| Stored records |
━━━━━━━━━━━━━━━━━━━━

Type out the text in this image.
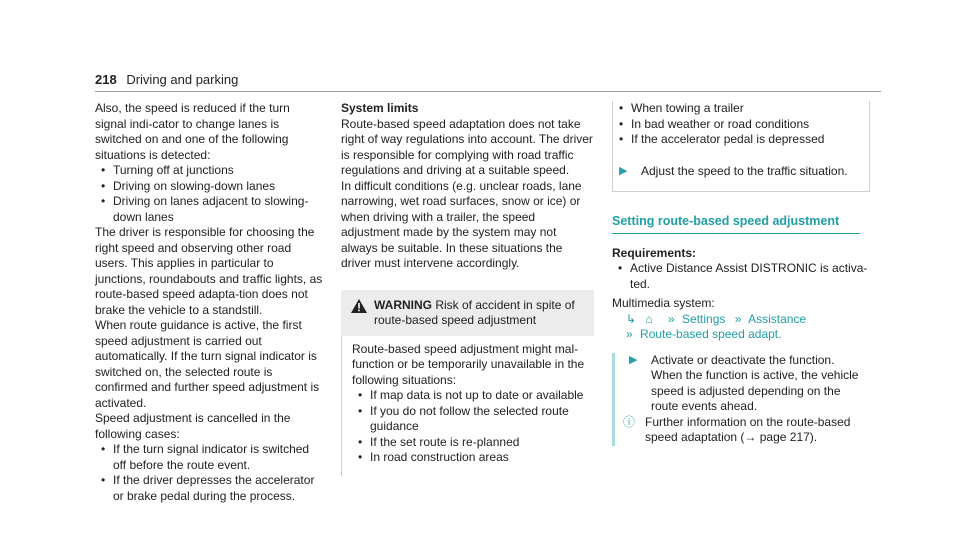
218 Driving and parking

Also, the speed is reduced if the turn signal indi-cator to change lanes is switched on and one of the following situations is detected:

• Turning off at junctions
• Driving on slowing-down lanes
• Driving on lanes adjacent to slowing-down lanes

The driver is responsible for choosing the right speed and observing other road users. This applies in particular to junctions, roundabouts and traffic lights, as route-based speed adapta-tion does not brake the vehicle to a standstill.

When route guidance is active, the first speed adjustment is carried out automatically. If the turn signal indicator is switched on, the selected route is confirmed and further speed adjustment is activated.

Speed adjustment is cancelled in the following cases:

• If the turn signal indicator is switched off before the route event.
• If the driver depresses the accelerator or brake pedal during the process.

System limits

Route-based speed adaptation does not take right of way regulations into account. The driver is responsible for complying with road traffic regulations and driving at a suitable speed.

In difficult conditions (e.g. unclear roads, lane narrowing, wet road surfaces, snow or ice) or when driving with a trailer, the speed adjustment made by the system may not always be suitable. In these situations the driver must intervene accordingly.

WARNING Risk of accident in spite of route-based speed adjustment

Route-based speed adjustment might mal-function or be temporarily unavailable in the following situations:

• If map data is not up to date or available
• If you do not follow the selected route guidance
• If the set route is re-planned
• In road construction areas
• When towing a trailer
• In bad weather or road conditions
• If the accelerator pedal is depressed
▶	Adjust the speed to the traffic situation.
Setting route-based speed adjustment

Requirements:

• Active Distance Assist DISTRONIC is activa-ted.

Multimedia system:

↳ ⌂ » Settings » Assistance
» Route-based speed adapt.
▶	Activate or deactivate the function.
When the function is active, the vehicle speed is adjusted depending on the route events ahead.
ⓘ Further information on the route-based speed adaptation (→ page 217).
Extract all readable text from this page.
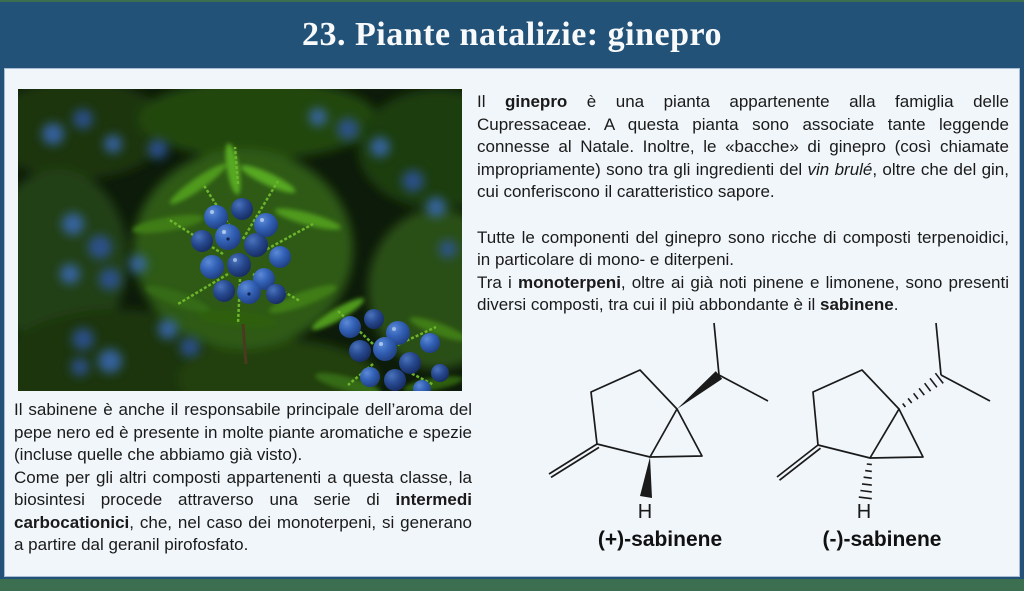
23. Piante natalizie: ginepro

Il ginepro è una pianta appartenente alla famiglia delle Cupressaceae. A questa pianta sono associate tante leggende connesse al Natale. Inoltre, le «bacche» di ginepro (così chiamate impropriamente) sono tra gli ingredienti del vin brulé, oltre che del gin, cui conferiscono il caratteristico sapore.

Tutte le componenti del ginepro sono ricche di composti terpenoidici, in particolare di mono- e diterpeni.

Tra i monoterpeni, oltre ai già noti pinene e limonene, sono presenti diversi composti, tra cui il più abbondante è il sabinene.

Il sabinene è anche il responsabile principale dell’aroma del pepe nero ed è presente in molte piante aromatiche e spezie (incluse quelle che abbiamo già visto).

Come per gli altri composti appartenenti a questa classe, la biosintesi procede attraverso una serie di intermedi carbocationici, che, nel caso dei monoterpeni, si generano a partire dal geranil pirofosfato.

H
(+)-sabinene
H
(-)-sabinene
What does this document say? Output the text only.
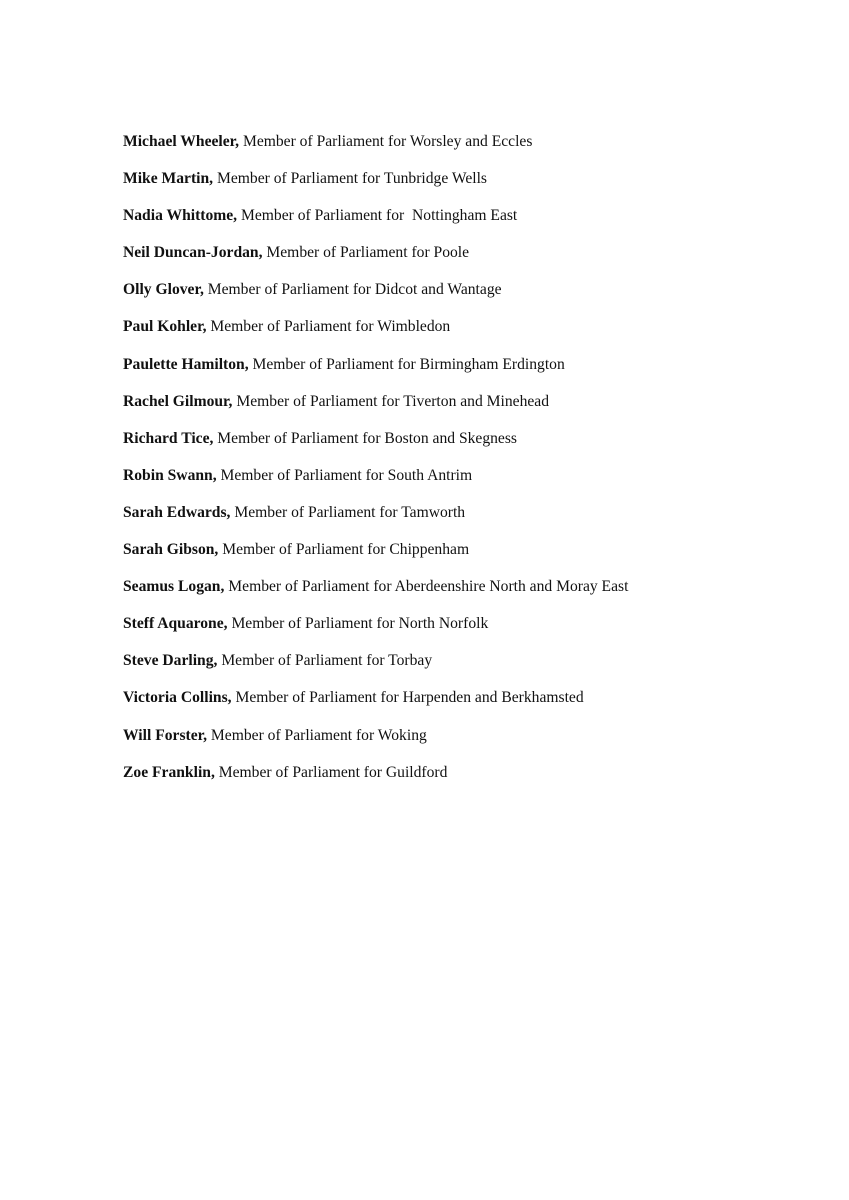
Michael Wheeler, Member of Parliament for Worsley and Eccles
Mike Martin, Member of Parliament for Tunbridge Wells
Nadia Whittome, Member of Parliament for  Nottingham East
Neil Duncan-Jordan, Member of Parliament for Poole
Olly Glover, Member of Parliament for Didcot and Wantage
Paul Kohler, Member of Parliament for Wimbledon
Paulette Hamilton, Member of Parliament for Birmingham Erdington
Rachel Gilmour, Member of Parliament for Tiverton and Minehead
Richard Tice, Member of Parliament for Boston and Skegness
Robin Swann, Member of Parliament for South Antrim
Sarah Edwards, Member of Parliament for Tamworth
Sarah Gibson, Member of Parliament for Chippenham
Seamus Logan, Member of Parliament for Aberdeenshire North and Moray East
Steff Aquarone, Member of Parliament for North Norfolk
Steve Darling, Member of Parliament for Torbay
Victoria Collins, Member of Parliament for Harpenden and Berkhamsted
Will Forster, Member of Parliament for Woking
Zoe Franklin, Member of Parliament for Guildford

━━━━━━━━━━━━━━━━━━━━

| Instructions for the task |
Repeat the preceding records precisely, and leave every picture out of the copy.

| Solved exercise |
Type out the text in this image.
218 Driving and parking

Also, the speed is reduced if the turn signal indi-cator to change lanes is switched on and one of the following situations is detected:

• Turning off at junctions
• Driving on slowing-down lanes
• Driving on lanes adjacent to slowing-down lanes

The driver is responsible for choosing the right speed and observing other road users. This applies in particular to junctions, roundabouts and traffic lights, as route-based speed adapta-tion does not brake the vehicle to a standstill.

When route guidance is active, the first speed adjustment is carried out automatically. If the turn signal indicator is switched on, the selected route is confirmed and further speed adjustment is activated.

Speed adjustment is cancelled in the following cases:

• If the turn signal indicator is switched off before the route event.
• If the driver depresses the accelerator or brake pedal during the process.

System limits

Route-based speed adaptation does not take right of way regulations into account. The driver is responsible for complying with road traffic regulations and driving at a suitable speed.

In difficult conditions (e.g. unclear roads, lane narrowing, wet road surfaces, snow or ice) or when driving with a trailer, the speed adjustment made by the system may not always be suitable. In these situations the driver must intervene accordingly.

WARNING Risk of accident in spite of route-based speed adjustment

Route-based speed adjustment might mal-function or be temporarily unavailable in the following situations:

• If map data is not up to date or available
• If you do not follow the selected route guidance
• If the set route is re-planned
• In road construction areas
• When towing a trailer
• In bad weather or road conditions
• If the accelerator pedal is depressed
▶	Adjust the speed to the traffic situation.
Setting route-based speed adjustment

Requirements:

• Active Distance Assist DISTRONIC is activa-ted.

Multimedia system:

↳ ⌂ » Settings » Assistance
» Route-based speed adapt.
▶	Activate or deactivate the function.
When the function is active, the vehicle speed is adjusted depending on the route events ahead.
ⓘ Further information on the route-based speed adaptation (→ page 217).
Extract all readable text from this page.
23. Piante natalizie: ginepro

Il ginepro è una pianta appartenente alla famiglia delle Cupressaceae. A questa pianta sono associate tante leggende connesse al Natale. Inoltre, le «bacche» di ginepro (così chiamate impropriamente) sono tra gli ingredienti del vin brulé, oltre che del gin, cui conferiscono il caratteristico sapore.

Tutte le componenti del ginepro sono ricche di composti terpenoidici, in particolare di mono- e diterpeni.

Tra i monoterpeni, oltre ai già noti pinene e limonene, sono presenti diversi composti, tra cui il più abbondante è il sabinene.

Il sabinene è anche il responsabile principale dell’aroma del pepe nero ed è presente in molte piante aromatiche e spezie (incluse quelle che abbiamo già visto).

Come per gli altri composti appartenenti a questa classe, la biosintesi procede attraverso una serie di intermedi carbocationici, che, nel caso dei monoterpeni, si generano a partire dal geranil pirofosfato.

H
(+)-sabinene
H
(-)-sabinene
What does this document say? Output the text only.
Michael Wheeler, Member of Parliament for Worsley and Eccles
Mike Martin, Member of Parliament for Tunbridge Wells
Nadia Whittome, Member of Parliament for  Nottingham East
Neil Duncan-Jordan, Member of Parliament for Poole
Olly Glover, Member of Parliament for Didcot and Wantage
Paul Kohler, Member of Parliament for Wimbledon
Paulette Hamilton, Member of Parliament for Birmingham Erdington
Rachel Gilmour, Member of Parliament for Tiverton and Minehead
Richard Tice, Member of Parliament for Boston and Skegness
Robin Swann, Member of Parliament for South Antrim
Sarah Edwards, Member of Parliament for Tamworth
Sarah Gibson, Member of Parliament for Chippenham
Seamus Logan, Member of Parliament for Aberdeenshire North and Moray East
Steff Aquarone, Member of Parliament for North Norfolk
Steve Darling, Member of Parliament for Torbay
Victoria Collins, Member of Parliament for Harpenden and Berkhamsted
Will Forster, Member of Parliament for Woking
Zoe Franklin, Member of Parliament for Guildford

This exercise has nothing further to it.